begin Dataset excerpts

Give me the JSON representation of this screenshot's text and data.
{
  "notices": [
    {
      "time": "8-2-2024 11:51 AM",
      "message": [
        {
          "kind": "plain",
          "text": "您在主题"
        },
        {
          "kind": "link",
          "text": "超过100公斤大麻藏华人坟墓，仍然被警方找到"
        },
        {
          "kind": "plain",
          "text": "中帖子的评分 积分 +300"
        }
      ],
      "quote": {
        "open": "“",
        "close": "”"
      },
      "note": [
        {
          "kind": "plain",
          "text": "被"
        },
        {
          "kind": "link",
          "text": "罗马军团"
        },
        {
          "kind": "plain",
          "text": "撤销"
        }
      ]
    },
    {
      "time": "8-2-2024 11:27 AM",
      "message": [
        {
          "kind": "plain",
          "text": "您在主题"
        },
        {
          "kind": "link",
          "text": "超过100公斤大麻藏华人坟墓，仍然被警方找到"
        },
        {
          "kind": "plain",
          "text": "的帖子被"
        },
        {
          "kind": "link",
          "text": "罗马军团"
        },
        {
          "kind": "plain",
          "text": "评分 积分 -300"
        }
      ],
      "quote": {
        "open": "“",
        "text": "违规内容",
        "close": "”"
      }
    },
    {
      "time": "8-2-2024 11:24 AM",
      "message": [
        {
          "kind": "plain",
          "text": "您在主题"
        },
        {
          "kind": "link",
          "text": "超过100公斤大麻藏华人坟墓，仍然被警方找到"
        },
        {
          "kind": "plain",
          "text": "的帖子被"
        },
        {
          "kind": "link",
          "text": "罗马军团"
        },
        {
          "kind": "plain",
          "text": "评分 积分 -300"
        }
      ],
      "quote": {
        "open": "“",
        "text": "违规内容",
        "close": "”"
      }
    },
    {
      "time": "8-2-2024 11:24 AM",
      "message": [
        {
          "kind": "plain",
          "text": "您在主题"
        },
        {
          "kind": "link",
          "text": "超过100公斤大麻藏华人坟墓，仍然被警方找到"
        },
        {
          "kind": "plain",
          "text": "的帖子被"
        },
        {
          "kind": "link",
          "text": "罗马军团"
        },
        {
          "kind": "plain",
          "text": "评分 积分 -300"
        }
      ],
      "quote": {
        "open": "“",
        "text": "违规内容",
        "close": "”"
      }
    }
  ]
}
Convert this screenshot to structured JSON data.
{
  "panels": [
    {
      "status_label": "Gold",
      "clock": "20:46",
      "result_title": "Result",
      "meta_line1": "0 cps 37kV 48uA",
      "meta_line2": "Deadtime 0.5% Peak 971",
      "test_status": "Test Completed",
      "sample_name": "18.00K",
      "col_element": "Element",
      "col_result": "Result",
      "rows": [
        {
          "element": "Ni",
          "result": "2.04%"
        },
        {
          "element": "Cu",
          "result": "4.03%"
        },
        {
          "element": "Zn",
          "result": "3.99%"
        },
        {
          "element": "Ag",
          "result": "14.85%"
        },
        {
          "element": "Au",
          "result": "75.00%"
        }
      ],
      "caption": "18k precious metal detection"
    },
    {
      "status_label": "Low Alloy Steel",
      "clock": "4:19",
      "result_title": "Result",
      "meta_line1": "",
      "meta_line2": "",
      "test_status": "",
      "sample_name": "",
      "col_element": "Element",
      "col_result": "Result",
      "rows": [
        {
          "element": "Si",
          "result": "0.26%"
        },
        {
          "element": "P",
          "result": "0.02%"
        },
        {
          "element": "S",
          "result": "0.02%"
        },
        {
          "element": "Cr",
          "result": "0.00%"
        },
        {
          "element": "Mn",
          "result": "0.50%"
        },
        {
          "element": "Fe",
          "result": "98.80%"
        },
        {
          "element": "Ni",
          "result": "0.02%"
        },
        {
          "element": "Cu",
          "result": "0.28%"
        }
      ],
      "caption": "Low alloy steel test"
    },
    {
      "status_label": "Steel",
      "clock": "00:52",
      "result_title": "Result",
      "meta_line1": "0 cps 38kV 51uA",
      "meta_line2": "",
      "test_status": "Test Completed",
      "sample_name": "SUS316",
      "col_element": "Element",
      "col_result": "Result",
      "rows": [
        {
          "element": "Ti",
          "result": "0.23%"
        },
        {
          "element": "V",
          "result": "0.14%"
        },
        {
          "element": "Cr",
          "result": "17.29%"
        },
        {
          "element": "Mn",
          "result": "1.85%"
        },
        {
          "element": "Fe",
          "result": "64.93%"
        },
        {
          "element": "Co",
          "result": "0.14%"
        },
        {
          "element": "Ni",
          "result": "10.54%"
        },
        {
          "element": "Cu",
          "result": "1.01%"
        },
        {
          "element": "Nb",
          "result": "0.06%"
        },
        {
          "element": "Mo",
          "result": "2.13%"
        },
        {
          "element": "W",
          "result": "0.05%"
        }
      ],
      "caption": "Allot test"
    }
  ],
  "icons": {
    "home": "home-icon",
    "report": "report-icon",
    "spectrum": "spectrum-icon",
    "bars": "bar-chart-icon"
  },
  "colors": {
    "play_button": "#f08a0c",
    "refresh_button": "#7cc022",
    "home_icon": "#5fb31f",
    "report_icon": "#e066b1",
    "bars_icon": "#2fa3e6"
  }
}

end Dataset excerpts

[Requirement]: Restate all of the entries above precisely.

[Answer in full]:
Give me the JSON representation of this screenshot's text and data.
{
  "notices": [
    {
      "time": "8-2-2024 11:51 AM",
      "message": [
        {
          "kind": "plain",
          "text": "您在主题"
        },
        {
          "kind": "link",
          "text": "超过100公斤大麻藏华人坟墓，仍然被警方找到"
        },
        {
          "kind": "plain",
          "text": "中帖子的评分 积分 +300"
        }
      ],
      "quote": {
        "open": "“",
        "close": "”"
      },
      "note": [
        {
          "kind": "plain",
          "text": "被"
        },
        {
          "kind": "link",
          "text": "罗马军团"
        },
        {
          "kind": "plain",
          "text": "撤销"
        }
      ]
    },
    {
      "time": "8-2-2024 11:27 AM",
      "message": [
        {
          "kind": "plain",
          "text": "您在主题"
        },
        {
          "kind": "link",
          "text": "超过100公斤大麻藏华人坟墓，仍然被警方找到"
        },
        {
          "kind": "plain",
          "text": "的帖子被"
        },
        {
          "kind": "link",
          "text": "罗马军团"
        },
        {
          "kind": "plain",
          "text": "评分 积分 -300"
        }
      ],
      "quote": {
        "open": "“",
        "text": "违规内容",
        "close": "”"
      }
    },
    {
      "time": "8-2-2024 11:24 AM",
      "message": [
        {
          "kind": "plain",
          "text": "您在主题"
        },
        {
          "kind": "link",
          "text": "超过100公斤大麻藏华人坟墓，仍然被警方找到"
        },
        {
          "kind": "plain",
          "text": "的帖子被"
        },
        {
          "kind": "link",
          "text": "罗马军团"
        },
        {
          "kind": "plain",
          "text": "评分 积分 -300"
        }
      ],
      "quote": {
        "open": "“",
        "text": "违规内容",
        "close": "”"
      }
    },
    {
      "time": "8-2-2024 11:24 AM",
      "message": [
        {
          "kind": "plain",
          "text": "您在主题"
        },
        {
          "kind": "link",
          "text": "超过100公斤大麻藏华人坟墓，仍然被警方找到"
        },
        {
          "kind": "plain",
          "text": "的帖子被"
        },
        {
          "kind": "link",
          "text": "罗马军团"
        },
        {
          "kind": "plain",
          "text": "评分 积分 -300"
        }
      ],
      "quote": {
        "open": "“",
        "text": "违规内容",
        "close": "”"
      }
    }
  ]
}
Convert this screenshot to structured JSON data.
{
  "panels": [
    {
      "status_label": "Gold",
      "clock": "20:46",
      "result_title": "Result",
      "meta_line1": "0 cps 37kV 48uA",
      "meta_line2": "Deadtime 0.5% Peak 971",
      "test_status": "Test Completed",
      "sample_name": "18.00K",
      "col_element": "Element",
      "col_result": "Result",
      "rows": [
        {
          "element": "Ni",
          "result": "2.04%"
        },
        {
          "element": "Cu",
          "result": "4.03%"
        },
        {
          "element": "Zn",
          "result": "3.99%"
        },
        {
          "element": "Ag",
          "result": "14.85%"
        },
        {
          "element": "Au",
          "result": "75.00%"
        }
      ],
      "caption": "18k precious metal detection"
    },
    {
      "status_label": "Low Alloy Steel",
      "clock": "4:19",
      "result_title": "Result",
      "meta_line1": "",
      "meta_line2": "",
      "test_status": "",
      "sample_name": "",
      "col_element": "Element",
      "col_result": "Result",
      "rows": [
        {
          "element": "Si",
          "result": "0.26%"
        },
        {
          "element": "P",
          "result": "0.02%"
        },
        {
          "element": "S",
          "result": "0.02%"
        },
        {
          "element": "Cr",
          "result": "0.00%"
        },
        {
          "element": "Mn",
          "result": "0.50%"
        },
        {
          "element": "Fe",
          "result": "98.80%"
        },
        {
          "element": "Ni",
          "result": "0.02%"
        },
        {
          "element": "Cu",
          "result": "0.28%"
        }
      ],
      "caption": "Low alloy steel test"
    },
    {
      "status_label": "Steel",
      "clock": "00:52",
      "result_title": "Result",
      "meta_line1": "0 cps 38kV 51uA",
      "meta_line2": "",
      "test_status": "Test Completed",
      "sample_name": "SUS316",
      "col_element": "Element",
      "col_result": "Result",
      "rows": [
        {
          "element": "Ti",
          "result": "0.23%"
        },
        {
          "element": "V",
          "result": "0.14%"
        },
        {
          "element": "Cr",
          "result": "17.29%"
        },
        {
          "element": "Mn",
          "result": "1.85%"
        },
        {
          "element": "Fe",
          "result": "64.93%"
        },
        {
          "element": "Co",
          "result": "0.14%"
        },
        {
          "element": "Ni",
          "result": "10.54%"
        },
        {
          "element": "Cu",
          "result": "1.01%"
        },
        {
          "element": "Nb",
          "result": "0.06%"
        },
        {
          "element": "Mo",
          "result": "2.13%"
        },
        {
          "element": "W",
          "result": "0.05%"
        }
      ],
      "caption": "Allot test"
    }
  ],
  "icons": {
    "home": "home-icon",
    "report": "report-icon",
    "spectrum": "spectrum-icon",
    "bars": "bar-chart-icon"
  },
  "colors": {
    "play_button": "#f08a0c",
    "refresh_button": "#7cc022",
    "home_icon": "#5fb31f",
    "report_icon": "#e066b1",
    "bars_icon": "#2fa3e6"
  }
}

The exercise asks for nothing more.